GIVEN INSTRUCTION
Print each of the items below word for word, with no changes.

DATA PROVIDED
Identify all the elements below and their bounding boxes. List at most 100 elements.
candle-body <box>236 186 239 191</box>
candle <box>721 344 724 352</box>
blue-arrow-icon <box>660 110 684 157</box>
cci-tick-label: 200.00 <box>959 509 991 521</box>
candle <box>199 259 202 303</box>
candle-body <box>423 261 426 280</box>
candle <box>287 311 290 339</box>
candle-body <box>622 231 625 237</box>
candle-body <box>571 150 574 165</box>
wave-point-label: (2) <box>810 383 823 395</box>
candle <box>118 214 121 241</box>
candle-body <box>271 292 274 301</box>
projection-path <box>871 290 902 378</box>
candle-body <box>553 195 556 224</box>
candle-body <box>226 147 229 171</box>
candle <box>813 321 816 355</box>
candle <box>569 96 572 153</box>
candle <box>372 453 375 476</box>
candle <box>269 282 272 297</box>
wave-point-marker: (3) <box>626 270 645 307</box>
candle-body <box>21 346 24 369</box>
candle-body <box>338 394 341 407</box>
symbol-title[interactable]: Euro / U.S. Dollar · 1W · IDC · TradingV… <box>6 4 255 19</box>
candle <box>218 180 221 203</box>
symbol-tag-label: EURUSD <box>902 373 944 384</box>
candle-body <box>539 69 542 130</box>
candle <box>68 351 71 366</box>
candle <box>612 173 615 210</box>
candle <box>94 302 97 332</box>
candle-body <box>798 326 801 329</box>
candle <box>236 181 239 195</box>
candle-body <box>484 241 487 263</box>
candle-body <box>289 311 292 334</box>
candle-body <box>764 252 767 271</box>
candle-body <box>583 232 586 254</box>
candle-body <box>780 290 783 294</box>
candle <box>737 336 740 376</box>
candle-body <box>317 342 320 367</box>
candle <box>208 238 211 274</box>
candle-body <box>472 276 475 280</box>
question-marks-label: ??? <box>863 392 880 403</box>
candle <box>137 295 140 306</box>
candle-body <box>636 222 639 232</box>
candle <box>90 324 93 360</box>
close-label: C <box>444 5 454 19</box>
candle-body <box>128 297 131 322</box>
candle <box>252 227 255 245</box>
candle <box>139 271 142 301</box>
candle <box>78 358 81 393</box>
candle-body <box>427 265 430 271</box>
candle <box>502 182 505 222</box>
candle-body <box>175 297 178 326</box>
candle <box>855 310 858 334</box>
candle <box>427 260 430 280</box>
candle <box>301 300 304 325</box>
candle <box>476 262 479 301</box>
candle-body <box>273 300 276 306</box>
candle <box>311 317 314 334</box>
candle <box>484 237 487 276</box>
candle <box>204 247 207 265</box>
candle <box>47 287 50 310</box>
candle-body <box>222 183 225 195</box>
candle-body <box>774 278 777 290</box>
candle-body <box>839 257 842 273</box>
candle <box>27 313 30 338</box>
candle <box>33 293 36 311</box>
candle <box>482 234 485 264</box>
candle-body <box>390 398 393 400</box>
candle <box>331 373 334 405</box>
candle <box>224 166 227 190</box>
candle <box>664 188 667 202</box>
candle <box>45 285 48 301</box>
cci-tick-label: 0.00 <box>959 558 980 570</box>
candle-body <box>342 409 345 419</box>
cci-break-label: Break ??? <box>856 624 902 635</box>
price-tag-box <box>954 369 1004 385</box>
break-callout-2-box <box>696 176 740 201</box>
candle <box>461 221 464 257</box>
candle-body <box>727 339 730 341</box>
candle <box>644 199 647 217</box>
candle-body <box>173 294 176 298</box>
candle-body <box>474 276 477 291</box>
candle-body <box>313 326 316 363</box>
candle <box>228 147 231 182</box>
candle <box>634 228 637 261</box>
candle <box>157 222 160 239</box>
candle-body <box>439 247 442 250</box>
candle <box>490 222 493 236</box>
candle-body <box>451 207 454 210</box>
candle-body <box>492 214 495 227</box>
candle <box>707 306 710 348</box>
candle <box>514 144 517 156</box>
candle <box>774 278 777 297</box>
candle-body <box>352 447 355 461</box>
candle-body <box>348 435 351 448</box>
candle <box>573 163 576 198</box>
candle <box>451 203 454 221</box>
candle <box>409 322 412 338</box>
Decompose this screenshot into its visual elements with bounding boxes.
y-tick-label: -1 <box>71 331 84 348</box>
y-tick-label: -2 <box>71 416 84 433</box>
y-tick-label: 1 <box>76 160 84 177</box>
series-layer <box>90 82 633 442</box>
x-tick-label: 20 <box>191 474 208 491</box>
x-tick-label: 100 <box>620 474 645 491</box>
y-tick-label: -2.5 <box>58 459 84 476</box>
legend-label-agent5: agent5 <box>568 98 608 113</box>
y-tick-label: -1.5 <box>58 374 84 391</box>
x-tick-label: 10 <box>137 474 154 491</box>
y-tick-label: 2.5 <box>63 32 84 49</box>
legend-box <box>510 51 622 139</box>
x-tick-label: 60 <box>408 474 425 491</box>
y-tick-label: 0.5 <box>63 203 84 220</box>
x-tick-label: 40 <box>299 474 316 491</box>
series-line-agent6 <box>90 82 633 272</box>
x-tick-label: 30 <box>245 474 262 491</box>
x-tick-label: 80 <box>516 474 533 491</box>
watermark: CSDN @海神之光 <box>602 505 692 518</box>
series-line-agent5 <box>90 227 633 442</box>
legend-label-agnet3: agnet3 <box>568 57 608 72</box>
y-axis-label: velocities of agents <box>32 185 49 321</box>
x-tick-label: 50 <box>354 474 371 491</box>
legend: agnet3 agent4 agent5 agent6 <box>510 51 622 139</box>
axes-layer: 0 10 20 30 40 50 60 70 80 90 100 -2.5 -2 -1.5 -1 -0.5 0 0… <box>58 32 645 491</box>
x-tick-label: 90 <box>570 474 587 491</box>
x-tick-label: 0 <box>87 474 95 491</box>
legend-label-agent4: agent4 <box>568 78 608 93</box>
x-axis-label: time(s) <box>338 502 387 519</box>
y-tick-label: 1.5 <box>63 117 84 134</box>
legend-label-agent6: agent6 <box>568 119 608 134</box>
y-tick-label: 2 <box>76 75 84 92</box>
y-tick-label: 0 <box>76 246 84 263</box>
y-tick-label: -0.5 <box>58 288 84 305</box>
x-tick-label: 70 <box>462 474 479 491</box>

ANSWER IN FULL
Identify all the elements below and their bounding boxes. List at most 100 elements.
candle-body <box>236 186 239 191</box>
candle <box>721 344 724 352</box>
blue-arrow-icon <box>660 110 684 157</box>
cci-tick-label: 200.00 <box>959 509 991 521</box>
candle <box>199 259 202 303</box>
candle-body <box>423 261 426 280</box>
candle <box>287 311 290 339</box>
candle-body <box>622 231 625 237</box>
candle-body <box>571 150 574 165</box>
wave-point-label: (2) <box>810 383 823 395</box>
candle <box>118 214 121 241</box>
candle-body <box>271 292 274 301</box>
projection-path <box>871 290 902 378</box>
candle-body <box>553 195 556 224</box>
candle-body <box>226 147 229 171</box>
candle <box>813 321 816 355</box>
candle <box>569 96 572 153</box>
candle <box>372 453 375 476</box>
candle <box>269 282 272 297</box>
wave-point-marker: (3) <box>626 270 645 307</box>
candle-body <box>21 346 24 369</box>
candle-body <box>338 394 341 407</box>
symbol-title[interactable]: Euro / U.S. Dollar · 1W · IDC · TradingV… <box>6 4 255 19</box>
candle <box>218 180 221 203</box>
symbol-tag-label: EURUSD <box>902 373 944 384</box>
candle-body <box>539 69 542 130</box>
candle <box>68 351 71 366</box>
candle <box>612 173 615 210</box>
candle <box>94 302 97 332</box>
candle-body <box>798 326 801 329</box>
candle <box>236 181 239 195</box>
candle-body <box>484 241 487 263</box>
candle-body <box>289 311 292 334</box>
candle-body <box>764 252 767 271</box>
candle-body <box>583 232 586 254</box>
candle-body <box>780 290 783 294</box>
candle <box>737 336 740 376</box>
candle-body <box>317 342 320 367</box>
candle <box>208 238 211 274</box>
candle-body <box>472 276 475 280</box>
question-marks-label: ??? <box>863 392 880 403</box>
candle <box>137 295 140 306</box>
candle-body <box>636 222 639 232</box>
candle <box>90 324 93 360</box>
close-label: C <box>444 5 454 19</box>
candle-body <box>128 297 131 322</box>
candle <box>252 227 255 245</box>
candle <box>139 271 142 301</box>
candle <box>78 358 81 393</box>
candle-body <box>427 265 430 271</box>
candle <box>502 182 505 222</box>
candle-body <box>175 297 178 326</box>
candle <box>855 310 858 334</box>
candle <box>427 260 430 280</box>
candle <box>301 300 304 325</box>
candle <box>476 262 479 301</box>
candle-body <box>273 300 276 306</box>
candle <box>311 317 314 334</box>
candle <box>484 237 487 276</box>
candle <box>204 247 207 265</box>
candle <box>47 287 50 310</box>
candle-body <box>222 183 225 195</box>
candle-body <box>774 278 777 290</box>
candle-body <box>839 257 842 273</box>
candle <box>27 313 30 338</box>
candle <box>33 293 36 311</box>
candle <box>482 234 485 264</box>
candle-body <box>390 398 393 400</box>
candle <box>331 373 334 405</box>
candle <box>224 166 227 190</box>
candle <box>664 188 667 202</box>
candle <box>45 285 48 301</box>
cci-tick-label: 0.00 <box>959 558 980 570</box>
candle-body <box>342 409 345 419</box>
cci-break-label: Break ??? <box>856 624 902 635</box>
price-tag-box <box>954 369 1004 385</box>
break-callout-2-box <box>696 176 740 201</box>
candle <box>461 221 464 257</box>
candle-body <box>727 339 730 341</box>
candle <box>644 199 647 217</box>
candle-body <box>173 294 176 298</box>
candle-body <box>474 276 477 291</box>
candle-body <box>313 326 316 363</box>
candle <box>228 147 231 182</box>
candle <box>634 228 637 261</box>
candle <box>157 222 160 239</box>
candle-body <box>439 247 442 250</box>
candle <box>490 222 493 236</box>
candle-body <box>451 207 454 210</box>
candle-body <box>492 214 495 227</box>
candle <box>707 306 710 348</box>
candle <box>514 144 517 156</box>
candle <box>774 278 777 297</box>
candle-body <box>352 447 355 461</box>
candle-body <box>348 435 351 448</box>
candle <box>573 163 576 198</box>
candle <box>451 203 454 221</box>
candle <box>409 322 412 338</box>
Decompose this screenshot into its visual elements with bounding boxes.
y-tick-label: -1 <box>71 331 84 348</box>
y-tick-label: -2 <box>71 416 84 433</box>
y-tick-label: 1 <box>76 160 84 177</box>
series-layer <box>90 82 633 442</box>
x-tick-label: 20 <box>191 474 208 491</box>
x-tick-label: 100 <box>620 474 645 491</box>
y-tick-label: -2.5 <box>58 459 84 476</box>
legend-label-agent5: agent5 <box>568 98 608 113</box>
y-tick-label: -1.5 <box>58 374 84 391</box>
x-tick-label: 10 <box>137 474 154 491</box>
y-tick-label: 2.5 <box>63 32 84 49</box>
legend-box <box>510 51 622 139</box>
x-tick-label: 60 <box>408 474 425 491</box>
y-tick-label: 0.5 <box>63 203 84 220</box>
x-tick-label: 40 <box>299 474 316 491</box>
series-line-agent6 <box>90 82 633 272</box>
x-tick-label: 30 <box>245 474 262 491</box>
x-tick-label: 80 <box>516 474 533 491</box>
watermark: CSDN @海神之光 <box>602 505 692 518</box>
series-line-agent5 <box>90 227 633 442</box>
legend-label-agnet3: agnet3 <box>568 57 608 72</box>
y-axis-label: velocities of agents <box>32 185 49 321</box>
x-tick-label: 50 <box>354 474 371 491</box>
legend: agnet3 agent4 agent5 agent6 <box>510 51 622 139</box>
axes-layer: 0 10 20 30 40 50 60 70 80 90 100 -2.5 -2 -1.5 -1 -0.5 0 0… <box>58 32 645 491</box>
x-tick-label: 90 <box>570 474 587 491</box>
x-tick-label: 0 <box>87 474 95 491</box>
legend-label-agent4: agent4 <box>568 78 608 93</box>
x-axis-label: time(s) <box>338 502 387 519</box>
y-tick-label: 1.5 <box>63 117 84 134</box>
legend-label-agent6: agent6 <box>568 119 608 134</box>
y-tick-label: 2 <box>76 75 84 92</box>
y-tick-label: 0 <box>76 246 84 263</box>
y-tick-label: -0.5 <box>58 288 84 305</box>
x-tick-label: 70 <box>462 474 479 491</box>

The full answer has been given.